REQUIRED WORK >>
Repeat exactly each line of the data provided below.

MATERIAL FOR THIS TASK >>
.....

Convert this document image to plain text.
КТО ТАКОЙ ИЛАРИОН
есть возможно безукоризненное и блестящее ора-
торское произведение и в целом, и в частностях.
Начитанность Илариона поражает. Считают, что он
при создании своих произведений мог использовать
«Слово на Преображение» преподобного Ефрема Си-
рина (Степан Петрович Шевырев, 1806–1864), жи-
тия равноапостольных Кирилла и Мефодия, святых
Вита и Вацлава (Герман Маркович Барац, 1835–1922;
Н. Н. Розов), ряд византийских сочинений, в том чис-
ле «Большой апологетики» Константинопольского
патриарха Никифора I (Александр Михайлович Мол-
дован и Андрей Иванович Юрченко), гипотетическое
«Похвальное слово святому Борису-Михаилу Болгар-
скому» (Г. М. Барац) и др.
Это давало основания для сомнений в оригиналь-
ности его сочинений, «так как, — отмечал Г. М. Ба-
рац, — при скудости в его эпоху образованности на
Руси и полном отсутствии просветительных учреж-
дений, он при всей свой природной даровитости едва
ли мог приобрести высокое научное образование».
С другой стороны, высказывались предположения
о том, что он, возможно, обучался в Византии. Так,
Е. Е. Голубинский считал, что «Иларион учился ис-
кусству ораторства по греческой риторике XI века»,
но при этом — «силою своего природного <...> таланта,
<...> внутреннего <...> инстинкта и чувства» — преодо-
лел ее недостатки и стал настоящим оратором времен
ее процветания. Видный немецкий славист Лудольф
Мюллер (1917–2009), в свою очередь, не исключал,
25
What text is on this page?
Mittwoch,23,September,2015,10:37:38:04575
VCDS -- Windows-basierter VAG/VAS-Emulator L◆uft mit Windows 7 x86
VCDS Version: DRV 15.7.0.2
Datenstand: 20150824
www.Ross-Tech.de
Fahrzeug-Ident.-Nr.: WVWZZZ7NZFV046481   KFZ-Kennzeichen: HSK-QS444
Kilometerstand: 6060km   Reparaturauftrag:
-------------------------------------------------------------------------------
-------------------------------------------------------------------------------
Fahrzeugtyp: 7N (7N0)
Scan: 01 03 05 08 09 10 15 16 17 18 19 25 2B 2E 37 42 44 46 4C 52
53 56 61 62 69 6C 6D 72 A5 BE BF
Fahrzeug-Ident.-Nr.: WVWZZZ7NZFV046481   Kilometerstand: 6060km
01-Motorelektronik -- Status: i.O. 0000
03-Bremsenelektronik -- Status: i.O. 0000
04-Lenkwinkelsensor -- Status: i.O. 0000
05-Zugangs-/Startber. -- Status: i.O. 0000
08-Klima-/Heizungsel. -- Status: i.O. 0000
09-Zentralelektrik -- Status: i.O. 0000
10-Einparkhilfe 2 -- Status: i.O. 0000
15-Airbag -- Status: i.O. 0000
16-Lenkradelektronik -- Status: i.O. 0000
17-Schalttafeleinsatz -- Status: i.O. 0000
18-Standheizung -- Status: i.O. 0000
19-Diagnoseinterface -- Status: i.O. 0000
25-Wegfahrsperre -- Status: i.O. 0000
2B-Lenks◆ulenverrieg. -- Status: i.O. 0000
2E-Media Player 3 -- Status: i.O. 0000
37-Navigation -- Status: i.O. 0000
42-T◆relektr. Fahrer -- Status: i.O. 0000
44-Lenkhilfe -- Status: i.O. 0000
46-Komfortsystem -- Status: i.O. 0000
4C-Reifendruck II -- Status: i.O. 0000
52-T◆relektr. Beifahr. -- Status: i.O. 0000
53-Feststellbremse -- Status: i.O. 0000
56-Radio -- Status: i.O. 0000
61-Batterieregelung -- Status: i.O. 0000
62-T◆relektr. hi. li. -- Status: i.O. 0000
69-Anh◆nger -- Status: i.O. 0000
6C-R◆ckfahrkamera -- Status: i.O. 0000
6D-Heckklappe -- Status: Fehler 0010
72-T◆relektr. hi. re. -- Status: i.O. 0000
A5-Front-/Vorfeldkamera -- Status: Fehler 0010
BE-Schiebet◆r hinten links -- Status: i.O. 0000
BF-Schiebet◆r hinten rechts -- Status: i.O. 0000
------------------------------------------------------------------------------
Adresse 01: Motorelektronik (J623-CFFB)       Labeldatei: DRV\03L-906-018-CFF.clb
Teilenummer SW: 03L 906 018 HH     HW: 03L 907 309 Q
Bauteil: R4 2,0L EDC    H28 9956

.....

ANSWER TO THE PROBLEM >>
Convert this document image to plain text.
КТО ТАКОЙ ИЛАРИОН
есть возможно безукоризненное и блестящее ора-
торское произведение и в целом, и в частностях.
Начитанность Илариона поражает. Считают, что он
при создании своих произведений мог использовать
«Слово на Преображение» преподобного Ефрема Си-
рина (Степан Петрович Шевырев, 1806–1864), жи-
тия равноапостольных Кирилла и Мефодия, святых
Вита и Вацлава (Герман Маркович Барац, 1835–1922;
Н. Н. Розов), ряд византийских сочинений, в том чис-
ле «Большой апологетики» Константинопольского
патриарха Никифора I (Александр Михайлович Мол-
дован и Андрей Иванович Юрченко), гипотетическое
«Похвальное слово святому Борису-Михаилу Болгар-
скому» (Г. М. Барац) и др.
Это давало основания для сомнений в оригиналь-
ности его сочинений, «так как, — отмечал Г. М. Ба-
рац, — при скудости в его эпоху образованности на
Руси и полном отсутствии просветительных учреж-
дений, он при всей свой природной даровитости едва
ли мог приобрести высокое научное образование».
С другой стороны, высказывались предположения
о том, что он, возможно, обучался в Византии. Так,
Е. Е. Голубинский считал, что «Иларион учился ис-
кусству ораторства по греческой риторике XI века»,
но при этом — «силою своего природного <...> таланта,
<...> внутреннего <...> инстинкта и чувства» — преодо-
лел ее недостатки и стал настоящим оратором времен
ее процветания. Видный немецкий славист Лудольф
Мюллер (1917–2009), в свою очередь, не исключал,
25
What text is on this page?
Mittwoch,23,September,2015,10:37:38:04575
VCDS -- Windows-basierter VAG/VAS-Emulator L◆uft mit Windows 7 x86
VCDS Version: DRV 15.7.0.2
Datenstand: 20150824
www.Ross-Tech.de
Fahrzeug-Ident.-Nr.: WVWZZZ7NZFV046481   KFZ-Kennzeichen: HSK-QS444
Kilometerstand: 6060km   Reparaturauftrag:
-------------------------------------------------------------------------------
-------------------------------------------------------------------------------
Fahrzeugtyp: 7N (7N0)
Scan: 01 03 05 08 09 10 15 16 17 18 19 25 2B 2E 37 42 44 46 4C 52
53 56 61 62 69 6C 6D 72 A5 BE BF
Fahrzeug-Ident.-Nr.: WVWZZZ7NZFV046481   Kilometerstand: 6060km
01-Motorelektronik -- Status: i.O. 0000
03-Bremsenelektronik -- Status: i.O. 0000
04-Lenkwinkelsensor -- Status: i.O. 0000
05-Zugangs-/Startber. -- Status: i.O. 0000
08-Klima-/Heizungsel. -- Status: i.O. 0000
09-Zentralelektrik -- Status: i.O. 0000
10-Einparkhilfe 2 -- Status: i.O. 0000
15-Airbag -- Status: i.O. 0000
16-Lenkradelektronik -- Status: i.O. 0000
17-Schalttafeleinsatz -- Status: i.O. 0000
18-Standheizung -- Status: i.O. 0000
19-Diagnoseinterface -- Status: i.O. 0000
25-Wegfahrsperre -- Status: i.O. 0000
2B-Lenks◆ulenverrieg. -- Status: i.O. 0000
2E-Media Player 3 -- Status: i.O. 0000
37-Navigation -- Status: i.O. 0000
42-T◆relektr. Fahrer -- Status: i.O. 0000
44-Lenkhilfe -- Status: i.O. 0000
46-Komfortsystem -- Status: i.O. 0000
4C-Reifendruck II -- Status: i.O. 0000
52-T◆relektr. Beifahr. -- Status: i.O. 0000
53-Feststellbremse -- Status: i.O. 0000
56-Radio -- Status: i.O. 0000
61-Batterieregelung -- Status: i.O. 0000
62-T◆relektr. hi. li. -- Status: i.O. 0000
69-Anh◆nger -- Status: i.O. 0000
6C-R◆ckfahrkamera -- Status: i.O. 0000
6D-Heckklappe -- Status: Fehler 0010
72-T◆relektr. hi. re. -- Status: i.O. 0000
A5-Front-/Vorfeldkamera -- Status: Fehler 0010
BE-Schiebet◆r hinten links -- Status: i.O. 0000
BF-Schiebet◆r hinten rechts -- Status: i.O. 0000
------------------------------------------------------------------------------
Adresse 01: Motorelektronik (J623-CFFB)       Labeldatei: DRV\03L-906-018-CFF.clb
Teilenummer SW: 03L 906 018 HH     HW: 03L 907 309 Q
Bauteil: R4 2,0L EDC    H28 9956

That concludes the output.